Text block:

The “Natural Born Clickers” study from 2009 pointed to a tiny audience, about 8% of the population, being responsible for 85% of the clicks, and illustrated how most of these were people with below $40k/year in household income. You can advertise mugs and tshirts to this group, but they are not in the market for cars, homes, or competitive consumer goods.

We are heading toward a future where many users employ adblockers and almost all of them operate within niches. The idea of one big site for everyone — Facebook, Twitter, Reddit, Instagram, Pinterest — has effectively died under an onslaught of censorship and partisanship. People want to be with those who are already like them in order to avoid the toxicity and repression that comes with the general public typing away on their phones.

Still, some see the Dot-Com bust as never happening:

With the rest of the economy limping along, the Bay Area felt like Gomorrah before the fall. But the party just kept going.

It kept going in part because vastly more money was sloshing around than people initially realized. Source one for that cash: foreign investors, particularly ones based in China, Saudi Arabia, and Japan. Firms such as SoftBank have funneled astonishing sums into the pockets of start-up founders and early investors, helping prop up tech valuations and allowing early-stage investors to cash out. (It seems worth noting that tensions between Beijing and Washington have led to a collapse in Chinese investment in tech in recent months.)

Task directions: Pick up the passage on online advertising and the tech boom after its final sentence and continue it.

Recorded data:
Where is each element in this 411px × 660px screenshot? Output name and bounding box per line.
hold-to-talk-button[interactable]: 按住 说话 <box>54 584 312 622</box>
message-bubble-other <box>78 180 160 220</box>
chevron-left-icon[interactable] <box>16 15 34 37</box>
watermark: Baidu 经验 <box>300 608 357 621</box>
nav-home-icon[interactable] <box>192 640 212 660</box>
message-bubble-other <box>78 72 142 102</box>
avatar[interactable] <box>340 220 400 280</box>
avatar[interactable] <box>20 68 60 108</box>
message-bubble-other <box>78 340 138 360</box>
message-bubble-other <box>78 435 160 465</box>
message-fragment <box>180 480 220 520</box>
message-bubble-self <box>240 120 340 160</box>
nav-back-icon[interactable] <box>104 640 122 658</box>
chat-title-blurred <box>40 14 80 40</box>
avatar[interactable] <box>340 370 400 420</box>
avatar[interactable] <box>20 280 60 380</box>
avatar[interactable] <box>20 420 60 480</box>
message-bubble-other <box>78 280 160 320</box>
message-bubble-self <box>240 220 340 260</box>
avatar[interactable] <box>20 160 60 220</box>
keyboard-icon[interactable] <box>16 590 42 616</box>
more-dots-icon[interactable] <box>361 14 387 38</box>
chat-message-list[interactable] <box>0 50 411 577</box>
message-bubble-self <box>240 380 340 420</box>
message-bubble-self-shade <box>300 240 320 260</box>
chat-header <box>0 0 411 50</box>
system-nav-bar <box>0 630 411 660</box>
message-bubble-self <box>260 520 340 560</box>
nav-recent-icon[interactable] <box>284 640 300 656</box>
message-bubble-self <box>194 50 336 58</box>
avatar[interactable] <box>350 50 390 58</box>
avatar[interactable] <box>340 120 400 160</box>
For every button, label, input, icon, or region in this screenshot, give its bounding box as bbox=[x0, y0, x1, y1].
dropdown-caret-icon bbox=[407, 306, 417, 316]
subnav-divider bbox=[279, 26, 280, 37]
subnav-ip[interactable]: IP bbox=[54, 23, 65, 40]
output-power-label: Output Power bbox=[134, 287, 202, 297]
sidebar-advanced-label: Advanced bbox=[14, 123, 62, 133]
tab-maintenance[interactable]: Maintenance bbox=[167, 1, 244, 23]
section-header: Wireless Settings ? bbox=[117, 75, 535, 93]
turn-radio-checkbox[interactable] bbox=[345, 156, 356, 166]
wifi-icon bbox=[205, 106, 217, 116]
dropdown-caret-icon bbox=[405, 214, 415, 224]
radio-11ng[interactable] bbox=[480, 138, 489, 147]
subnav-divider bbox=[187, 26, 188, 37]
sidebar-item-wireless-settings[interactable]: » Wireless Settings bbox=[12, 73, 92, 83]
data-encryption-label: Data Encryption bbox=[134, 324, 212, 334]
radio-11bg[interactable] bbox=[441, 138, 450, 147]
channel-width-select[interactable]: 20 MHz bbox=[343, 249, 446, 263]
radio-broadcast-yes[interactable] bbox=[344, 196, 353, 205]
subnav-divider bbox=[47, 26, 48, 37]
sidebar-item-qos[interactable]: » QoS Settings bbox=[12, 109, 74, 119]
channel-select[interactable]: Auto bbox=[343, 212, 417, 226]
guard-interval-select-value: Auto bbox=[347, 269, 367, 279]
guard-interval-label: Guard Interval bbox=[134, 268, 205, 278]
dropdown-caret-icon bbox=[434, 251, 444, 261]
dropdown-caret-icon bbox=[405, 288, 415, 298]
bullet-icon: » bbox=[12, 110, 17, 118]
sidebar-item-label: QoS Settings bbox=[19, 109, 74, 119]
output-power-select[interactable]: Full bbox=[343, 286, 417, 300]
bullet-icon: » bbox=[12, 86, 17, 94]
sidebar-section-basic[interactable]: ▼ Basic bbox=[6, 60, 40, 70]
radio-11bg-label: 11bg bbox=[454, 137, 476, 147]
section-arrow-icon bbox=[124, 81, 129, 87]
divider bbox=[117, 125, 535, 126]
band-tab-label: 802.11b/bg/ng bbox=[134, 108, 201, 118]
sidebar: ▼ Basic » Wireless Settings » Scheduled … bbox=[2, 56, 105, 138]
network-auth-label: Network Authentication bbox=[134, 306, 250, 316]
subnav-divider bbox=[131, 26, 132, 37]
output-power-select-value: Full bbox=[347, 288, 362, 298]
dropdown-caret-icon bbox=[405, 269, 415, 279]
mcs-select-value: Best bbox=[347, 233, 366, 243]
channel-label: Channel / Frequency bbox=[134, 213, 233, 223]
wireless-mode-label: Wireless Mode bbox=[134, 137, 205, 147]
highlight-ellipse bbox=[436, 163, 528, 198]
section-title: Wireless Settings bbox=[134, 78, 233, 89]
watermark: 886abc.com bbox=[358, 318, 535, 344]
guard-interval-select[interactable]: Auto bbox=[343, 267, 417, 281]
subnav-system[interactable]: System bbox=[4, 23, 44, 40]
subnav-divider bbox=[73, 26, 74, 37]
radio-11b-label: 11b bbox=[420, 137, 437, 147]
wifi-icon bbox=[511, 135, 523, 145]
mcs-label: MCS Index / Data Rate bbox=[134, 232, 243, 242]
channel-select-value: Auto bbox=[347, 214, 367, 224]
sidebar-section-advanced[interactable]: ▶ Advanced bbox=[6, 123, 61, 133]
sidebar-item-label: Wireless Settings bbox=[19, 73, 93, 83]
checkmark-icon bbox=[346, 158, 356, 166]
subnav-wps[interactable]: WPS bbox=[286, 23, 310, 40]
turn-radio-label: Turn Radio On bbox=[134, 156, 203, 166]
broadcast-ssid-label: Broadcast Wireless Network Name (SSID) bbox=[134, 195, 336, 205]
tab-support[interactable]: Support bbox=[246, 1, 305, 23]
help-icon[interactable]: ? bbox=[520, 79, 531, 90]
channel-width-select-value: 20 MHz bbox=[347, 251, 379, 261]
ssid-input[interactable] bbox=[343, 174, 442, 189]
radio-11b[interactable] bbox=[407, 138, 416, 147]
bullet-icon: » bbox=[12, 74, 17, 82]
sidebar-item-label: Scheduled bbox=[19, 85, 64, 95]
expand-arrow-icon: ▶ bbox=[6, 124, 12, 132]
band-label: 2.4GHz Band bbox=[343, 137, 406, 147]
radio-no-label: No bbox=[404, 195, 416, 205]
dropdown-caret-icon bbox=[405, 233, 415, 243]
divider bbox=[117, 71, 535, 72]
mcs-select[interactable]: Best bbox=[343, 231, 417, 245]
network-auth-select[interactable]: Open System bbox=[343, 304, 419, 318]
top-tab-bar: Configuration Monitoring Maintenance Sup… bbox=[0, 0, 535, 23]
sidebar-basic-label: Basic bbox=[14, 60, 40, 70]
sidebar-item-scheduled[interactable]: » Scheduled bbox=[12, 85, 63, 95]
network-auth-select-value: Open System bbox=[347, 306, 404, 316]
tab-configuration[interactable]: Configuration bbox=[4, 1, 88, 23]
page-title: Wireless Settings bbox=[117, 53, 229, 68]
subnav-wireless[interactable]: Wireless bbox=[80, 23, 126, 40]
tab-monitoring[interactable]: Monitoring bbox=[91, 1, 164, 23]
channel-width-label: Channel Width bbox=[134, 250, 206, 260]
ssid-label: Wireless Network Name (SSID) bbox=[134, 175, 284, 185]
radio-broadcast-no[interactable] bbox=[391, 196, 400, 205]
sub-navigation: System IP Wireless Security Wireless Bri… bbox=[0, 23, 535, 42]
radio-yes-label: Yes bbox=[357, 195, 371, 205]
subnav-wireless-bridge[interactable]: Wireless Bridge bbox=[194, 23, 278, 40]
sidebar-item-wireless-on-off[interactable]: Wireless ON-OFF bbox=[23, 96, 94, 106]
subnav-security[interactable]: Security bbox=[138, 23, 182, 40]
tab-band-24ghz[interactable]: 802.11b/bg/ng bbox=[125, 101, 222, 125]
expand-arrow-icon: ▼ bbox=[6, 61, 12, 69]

Your response:
Source two: the giants that form the highly profitable headwater of the broader tech ecosystem, such as Amazon, Google, and Facebook. These companies have flushed hundreds of billions down to smaller, younger firms and their investors in the form of acquisitions and acquihires. Facebook spent $20 billion on WhatsApp and Instagram; Microsoft spent $26 billion on LinkedIn and $7.5 billion on GitHub. Deals such as these were possible only because those acquiring companies were themselves so very profitable. More broadly, the tech dura-bubble has coincided with a continued boom in corporate profits that has lifted valuations and increased the sums spent on mergers and acquisitions throughout the whole economy.

In my view, the above illustrates how likely it is to happen. The foreign investment is drying up, and the big companies despite having a lot of money have fundamental problems with their own business models. This ceasefire will not last.

Further, people should get very wary when they hear about “mergers and acquisitions throughout the whole economy.” Mergers and acquisitions generally occur when a market is waning, which means that margins narrow and there is no longer room for competition because nothing can be won on thin margins, as occurs when technology gets established.

If Silicon Valley could identify the name of its crisis, it would be that its products when new commanded high margins, but now are as commonplace as running water, telephone lines, and credit cards. People want their gadgets to just work and do so for less cost than when they were cutting edge objects.

When Facebook gets recognized as daytime television and internet advertising is seen as ineffectual as those business card ads found on the higher-numbered pages of newspapers, this market will collapse just as surely as media seems to be collapsing.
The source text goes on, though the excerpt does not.